● **CHALLENGE**
Copy out lines with the word "University" from the material that follows.

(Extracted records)
* START *

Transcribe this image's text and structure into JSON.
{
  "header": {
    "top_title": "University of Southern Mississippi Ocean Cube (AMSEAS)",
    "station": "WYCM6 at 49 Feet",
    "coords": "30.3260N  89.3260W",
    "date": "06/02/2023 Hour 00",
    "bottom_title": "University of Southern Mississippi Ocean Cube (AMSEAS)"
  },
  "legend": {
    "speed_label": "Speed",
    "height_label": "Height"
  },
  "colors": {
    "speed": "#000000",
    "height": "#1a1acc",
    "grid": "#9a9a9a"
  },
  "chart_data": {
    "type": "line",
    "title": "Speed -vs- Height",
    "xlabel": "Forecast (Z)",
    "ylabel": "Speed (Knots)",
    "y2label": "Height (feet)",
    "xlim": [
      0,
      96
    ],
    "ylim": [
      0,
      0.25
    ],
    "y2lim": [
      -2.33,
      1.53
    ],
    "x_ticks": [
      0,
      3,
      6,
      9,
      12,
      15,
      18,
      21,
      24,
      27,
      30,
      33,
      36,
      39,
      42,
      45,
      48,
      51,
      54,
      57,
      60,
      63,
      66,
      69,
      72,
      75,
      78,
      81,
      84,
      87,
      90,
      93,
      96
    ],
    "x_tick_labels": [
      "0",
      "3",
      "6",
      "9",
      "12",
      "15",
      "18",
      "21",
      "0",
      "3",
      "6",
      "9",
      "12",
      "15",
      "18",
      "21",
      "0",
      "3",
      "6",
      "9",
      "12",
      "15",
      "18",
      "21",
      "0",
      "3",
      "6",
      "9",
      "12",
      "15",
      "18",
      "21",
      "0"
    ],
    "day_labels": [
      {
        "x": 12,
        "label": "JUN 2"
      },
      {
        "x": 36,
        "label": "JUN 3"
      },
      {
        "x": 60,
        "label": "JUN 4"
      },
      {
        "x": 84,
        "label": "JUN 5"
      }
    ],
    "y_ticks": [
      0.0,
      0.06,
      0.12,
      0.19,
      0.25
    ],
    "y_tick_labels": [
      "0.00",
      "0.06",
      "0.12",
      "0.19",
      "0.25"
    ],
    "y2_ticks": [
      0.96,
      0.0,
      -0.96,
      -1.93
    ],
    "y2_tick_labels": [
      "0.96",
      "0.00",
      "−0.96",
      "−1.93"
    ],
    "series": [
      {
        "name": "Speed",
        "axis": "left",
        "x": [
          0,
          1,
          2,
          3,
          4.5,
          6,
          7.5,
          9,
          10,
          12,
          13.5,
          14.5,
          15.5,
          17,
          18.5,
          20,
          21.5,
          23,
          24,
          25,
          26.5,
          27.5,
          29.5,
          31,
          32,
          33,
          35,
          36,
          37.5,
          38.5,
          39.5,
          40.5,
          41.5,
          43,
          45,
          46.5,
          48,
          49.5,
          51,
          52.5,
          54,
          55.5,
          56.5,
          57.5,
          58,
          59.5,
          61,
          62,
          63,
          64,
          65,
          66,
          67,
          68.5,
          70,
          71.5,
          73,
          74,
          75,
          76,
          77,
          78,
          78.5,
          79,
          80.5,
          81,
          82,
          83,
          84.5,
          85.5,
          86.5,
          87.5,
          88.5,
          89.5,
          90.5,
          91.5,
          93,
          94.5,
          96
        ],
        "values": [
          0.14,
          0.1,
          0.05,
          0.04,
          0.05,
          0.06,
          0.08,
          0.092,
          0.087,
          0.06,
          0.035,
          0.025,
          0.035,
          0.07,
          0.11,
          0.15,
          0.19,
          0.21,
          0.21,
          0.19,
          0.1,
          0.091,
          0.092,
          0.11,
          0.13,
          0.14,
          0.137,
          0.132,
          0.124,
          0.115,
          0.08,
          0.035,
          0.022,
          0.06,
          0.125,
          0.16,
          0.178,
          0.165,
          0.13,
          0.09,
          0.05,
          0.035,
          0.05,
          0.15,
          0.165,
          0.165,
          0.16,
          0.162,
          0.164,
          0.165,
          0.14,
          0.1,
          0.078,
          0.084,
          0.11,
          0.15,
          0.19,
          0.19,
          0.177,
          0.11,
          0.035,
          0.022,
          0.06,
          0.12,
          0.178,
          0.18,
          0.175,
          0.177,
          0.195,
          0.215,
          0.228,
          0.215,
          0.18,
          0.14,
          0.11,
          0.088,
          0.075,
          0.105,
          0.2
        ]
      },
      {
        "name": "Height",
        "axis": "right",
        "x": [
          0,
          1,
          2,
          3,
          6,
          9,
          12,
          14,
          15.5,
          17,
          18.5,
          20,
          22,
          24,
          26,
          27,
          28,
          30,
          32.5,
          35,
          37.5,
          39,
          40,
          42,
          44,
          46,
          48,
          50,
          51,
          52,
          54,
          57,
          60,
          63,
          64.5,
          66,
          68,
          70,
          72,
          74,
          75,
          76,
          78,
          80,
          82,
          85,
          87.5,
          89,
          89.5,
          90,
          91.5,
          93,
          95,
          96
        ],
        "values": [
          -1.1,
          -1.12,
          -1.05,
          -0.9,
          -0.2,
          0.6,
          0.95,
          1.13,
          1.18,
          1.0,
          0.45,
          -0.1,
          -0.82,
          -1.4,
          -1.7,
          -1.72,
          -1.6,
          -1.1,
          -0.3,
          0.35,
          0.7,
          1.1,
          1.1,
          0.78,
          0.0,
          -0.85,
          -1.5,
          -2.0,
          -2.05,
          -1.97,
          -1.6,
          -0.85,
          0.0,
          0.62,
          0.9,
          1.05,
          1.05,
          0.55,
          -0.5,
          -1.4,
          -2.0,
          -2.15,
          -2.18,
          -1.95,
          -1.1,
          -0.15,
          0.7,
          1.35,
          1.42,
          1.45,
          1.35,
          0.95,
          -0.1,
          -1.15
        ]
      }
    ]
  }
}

* END *

● **OUTPUT OF THE TASK**
    "top_title": "University of Southern Mississippi Ocean Cube (AMSEAS)",
    "bottom_title": "University of Southern Mississippi Ocean Cube (AMSEAS)"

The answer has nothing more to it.